● **SET TASK**:
Reproduce the following material exactly, including every line.

───── EXERCISE DATA

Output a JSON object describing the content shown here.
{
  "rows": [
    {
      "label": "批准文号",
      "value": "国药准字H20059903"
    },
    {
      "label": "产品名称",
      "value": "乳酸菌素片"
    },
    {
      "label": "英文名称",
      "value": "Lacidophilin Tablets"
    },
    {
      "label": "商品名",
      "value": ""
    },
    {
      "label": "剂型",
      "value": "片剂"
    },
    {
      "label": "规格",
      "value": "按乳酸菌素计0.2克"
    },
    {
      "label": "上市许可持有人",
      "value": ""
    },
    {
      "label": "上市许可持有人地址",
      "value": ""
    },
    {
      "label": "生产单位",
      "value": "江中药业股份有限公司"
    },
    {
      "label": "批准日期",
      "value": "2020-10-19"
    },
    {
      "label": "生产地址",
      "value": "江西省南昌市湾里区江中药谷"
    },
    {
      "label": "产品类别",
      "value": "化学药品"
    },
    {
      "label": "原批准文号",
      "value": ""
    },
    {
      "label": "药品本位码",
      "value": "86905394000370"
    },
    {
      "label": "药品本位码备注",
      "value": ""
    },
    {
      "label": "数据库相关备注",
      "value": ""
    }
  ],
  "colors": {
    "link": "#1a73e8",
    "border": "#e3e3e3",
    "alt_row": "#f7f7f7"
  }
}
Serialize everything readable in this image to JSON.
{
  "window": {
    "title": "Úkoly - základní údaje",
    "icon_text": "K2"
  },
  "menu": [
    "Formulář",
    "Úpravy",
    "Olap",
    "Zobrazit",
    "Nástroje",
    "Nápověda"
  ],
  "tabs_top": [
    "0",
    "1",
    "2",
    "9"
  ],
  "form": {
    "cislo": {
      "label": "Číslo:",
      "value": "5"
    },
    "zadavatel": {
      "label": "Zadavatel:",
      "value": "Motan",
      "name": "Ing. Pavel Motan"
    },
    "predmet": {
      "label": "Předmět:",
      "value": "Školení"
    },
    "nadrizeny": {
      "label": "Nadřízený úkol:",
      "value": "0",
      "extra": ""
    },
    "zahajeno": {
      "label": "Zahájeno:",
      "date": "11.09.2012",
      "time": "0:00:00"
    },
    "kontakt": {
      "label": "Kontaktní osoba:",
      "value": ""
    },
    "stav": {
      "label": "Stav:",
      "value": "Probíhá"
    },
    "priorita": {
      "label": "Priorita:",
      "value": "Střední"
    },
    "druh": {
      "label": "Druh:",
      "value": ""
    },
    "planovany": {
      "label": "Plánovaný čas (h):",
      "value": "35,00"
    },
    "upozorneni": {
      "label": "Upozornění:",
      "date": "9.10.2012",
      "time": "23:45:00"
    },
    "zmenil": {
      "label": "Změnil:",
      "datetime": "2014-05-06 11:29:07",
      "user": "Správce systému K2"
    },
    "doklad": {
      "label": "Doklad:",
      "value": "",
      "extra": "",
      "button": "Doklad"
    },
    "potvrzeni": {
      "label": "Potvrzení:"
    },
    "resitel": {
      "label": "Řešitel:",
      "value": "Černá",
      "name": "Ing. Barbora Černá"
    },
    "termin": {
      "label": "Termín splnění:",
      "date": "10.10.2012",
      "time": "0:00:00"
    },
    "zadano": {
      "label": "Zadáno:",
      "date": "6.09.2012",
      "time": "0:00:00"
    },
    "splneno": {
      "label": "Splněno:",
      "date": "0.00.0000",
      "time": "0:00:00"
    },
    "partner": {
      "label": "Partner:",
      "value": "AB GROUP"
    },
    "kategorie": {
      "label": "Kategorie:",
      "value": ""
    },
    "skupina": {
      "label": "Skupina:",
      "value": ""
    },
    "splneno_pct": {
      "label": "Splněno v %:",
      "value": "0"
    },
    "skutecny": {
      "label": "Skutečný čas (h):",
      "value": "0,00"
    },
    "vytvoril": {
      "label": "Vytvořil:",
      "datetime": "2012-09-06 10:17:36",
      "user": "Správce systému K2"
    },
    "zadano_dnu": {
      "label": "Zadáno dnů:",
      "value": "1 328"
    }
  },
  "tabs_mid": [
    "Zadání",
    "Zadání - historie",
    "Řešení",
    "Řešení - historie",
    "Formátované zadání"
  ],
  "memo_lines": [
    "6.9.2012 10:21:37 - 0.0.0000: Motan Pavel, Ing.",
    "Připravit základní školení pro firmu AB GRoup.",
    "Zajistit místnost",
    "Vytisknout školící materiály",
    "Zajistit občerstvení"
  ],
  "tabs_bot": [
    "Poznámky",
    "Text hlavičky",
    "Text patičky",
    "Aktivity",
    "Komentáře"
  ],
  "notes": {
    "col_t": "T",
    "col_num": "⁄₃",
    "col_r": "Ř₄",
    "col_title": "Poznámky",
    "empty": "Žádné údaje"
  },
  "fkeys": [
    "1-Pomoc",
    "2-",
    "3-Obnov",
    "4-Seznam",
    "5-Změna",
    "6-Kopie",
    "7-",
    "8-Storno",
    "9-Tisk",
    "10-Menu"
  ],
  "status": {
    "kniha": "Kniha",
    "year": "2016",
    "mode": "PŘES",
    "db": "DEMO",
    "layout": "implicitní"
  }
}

──────────

● **RESULT**:
Output a JSON object describing the content shown here.
{
  "rows": [
    {
      "label": "批准文号",
      "value": "国药准字H20059903"
    },
    {
      "label": "产品名称",
      "value": "乳酸菌素片"
    },
    {
      "label": "英文名称",
      "value": "Lacidophilin Tablets"
    },
    {
      "label": "商品名",
      "value": ""
    },
    {
      "label": "剂型",
      "value": "片剂"
    },
    {
      "label": "规格",
      "value": "按乳酸菌素计0.2克"
    },
    {
      "label": "上市许可持有人",
      "value": ""
    },
    {
      "label": "上市许可持有人地址",
      "value": ""
    },
    {
      "label": "生产单位",
      "value": "江中药业股份有限公司"
    },
    {
      "label": "批准日期",
      "value": "2020-10-19"
    },
    {
      "label": "生产地址",
      "value": "江西省南昌市湾里区江中药谷"
    },
    {
      "label": "产品类别",
      "value": "化学药品"
    },
    {
      "label": "原批准文号",
      "value": ""
    },
    {
      "label": "药品本位码",
      "value": "86905394000370"
    },
    {
      "label": "药品本位码备注",
      "value": ""
    },
    {
      "label": "数据库相关备注",
      "value": ""
    }
  ],
  "colors": {
    "link": "#1a73e8",
    "border": "#e3e3e3",
    "alt_row": "#f7f7f7"
  }
}
Serialize everything readable in this image to JSON.
{
  "window": {
    "title": "Úkoly - základní údaje",
    "icon_text": "K2"
  },
  "menu": [
    "Formulář",
    "Úpravy",
    "Olap",
    "Zobrazit",
    "Nástroje",
    "Nápověda"
  ],
  "tabs_top": [
    "0",
    "1",
    "2",
    "9"
  ],
  "form": {
    "cislo": {
      "label": "Číslo:",
      "value": "5"
    },
    "zadavatel": {
      "label": "Zadavatel:",
      "value": "Motan",
      "name": "Ing. Pavel Motan"
    },
    "predmet": {
      "label": "Předmět:",
      "value": "Školení"
    },
    "nadrizeny": {
      "label": "Nadřízený úkol:",
      "value": "0",
      "extra": ""
    },
    "zahajeno": {
      "label": "Zahájeno:",
      "date": "11.09.2012",
      "time": "0:00:00"
    },
    "kontakt": {
      "label": "Kontaktní osoba:",
      "value": ""
    },
    "stav": {
      "label": "Stav:",
      "value": "Probíhá"
    },
    "priorita": {
      "label": "Priorita:",
      "value": "Střední"
    },
    "druh": {
      "label": "Druh:",
      "value": ""
    },
    "planovany": {
      "label": "Plánovaný čas (h):",
      "value": "35,00"
    },
    "upozorneni": {
      "label": "Upozornění:",
      "date": "9.10.2012",
      "time": "23:45:00"
    },
    "zmenil": {
      "label": "Změnil:",
      "datetime": "2014-05-06 11:29:07",
      "user": "Správce systému K2"
    },
    "doklad": {
      "label": "Doklad:",
      "value": "",
      "extra": "",
      "button": "Doklad"
    },
    "potvrzeni": {
      "label": "Potvrzení:"
    },
    "resitel": {
      "label": "Řešitel:",
      "value": "Černá",
      "name": "Ing. Barbora Černá"
    },
    "termin": {
      "label": "Termín splnění:",
      "date": "10.10.2012",
      "time": "0:00:00"
    },
    "zadano": {
      "label": "Zadáno:",
      "date": "6.09.2012",
      "time": "0:00:00"
    },
    "splneno": {
      "label": "Splněno:",
      "date": "0.00.0000",
      "time": "0:00:00"
    },
    "partner": {
      "label": "Partner:",
      "value": "AB GROUP"
    },
    "kategorie": {
      "label": "Kategorie:",
      "value": ""
    },
    "skupina": {
      "label": "Skupina:",
      "value": ""
    },
    "splneno_pct": {
      "label": "Splněno v %:",
      "value": "0"
    },
    "skutecny": {
      "label": "Skutečný čas (h):",
      "value": "0,00"
    },
    "vytvoril": {
      "label": "Vytvořil:",
      "datetime": "2012-09-06 10:17:36",
      "user": "Správce systému K2"
    },
    "zadano_dnu": {
      "label": "Zadáno dnů:",
      "value": "1 328"
    }
  },
  "tabs_mid": [
    "Zadání",
    "Zadání - historie",
    "Řešení",
    "Řešení - historie",
    "Formátované zadání"
  ],
  "memo_lines": [
    "6.9.2012 10:21:37 - 0.0.0000: Motan Pavel, Ing.",
    "Připravit základní školení pro firmu AB GRoup.",
    "Zajistit místnost",
    "Vytisknout školící materiály",
    "Zajistit občerstvení"
  ],
  "tabs_bot": [
    "Poznámky",
    "Text hlavičky",
    "Text patičky",
    "Aktivity",
    "Komentáře"
  ],
  "notes": {
    "col_t": "T",
    "col_num": "⁄₃",
    "col_r": "Ř₄",
    "col_title": "Poznámky",
    "empty": "Žádné údaje"
  },
  "fkeys": [
    "1-Pomoc",
    "2-",
    "3-Obnov",
    "4-Seznam",
    "5-Změna",
    "6-Kopie",
    "7-",
    "8-Storno",
    "9-Tisk",
    "10-Menu"
  ],
  "status": {
    "kniha": "Kniha",
    "year": "2016",
    "mode": "PŘES",
    "db": "DEMO",
    "layout": "implicitní"
  }
}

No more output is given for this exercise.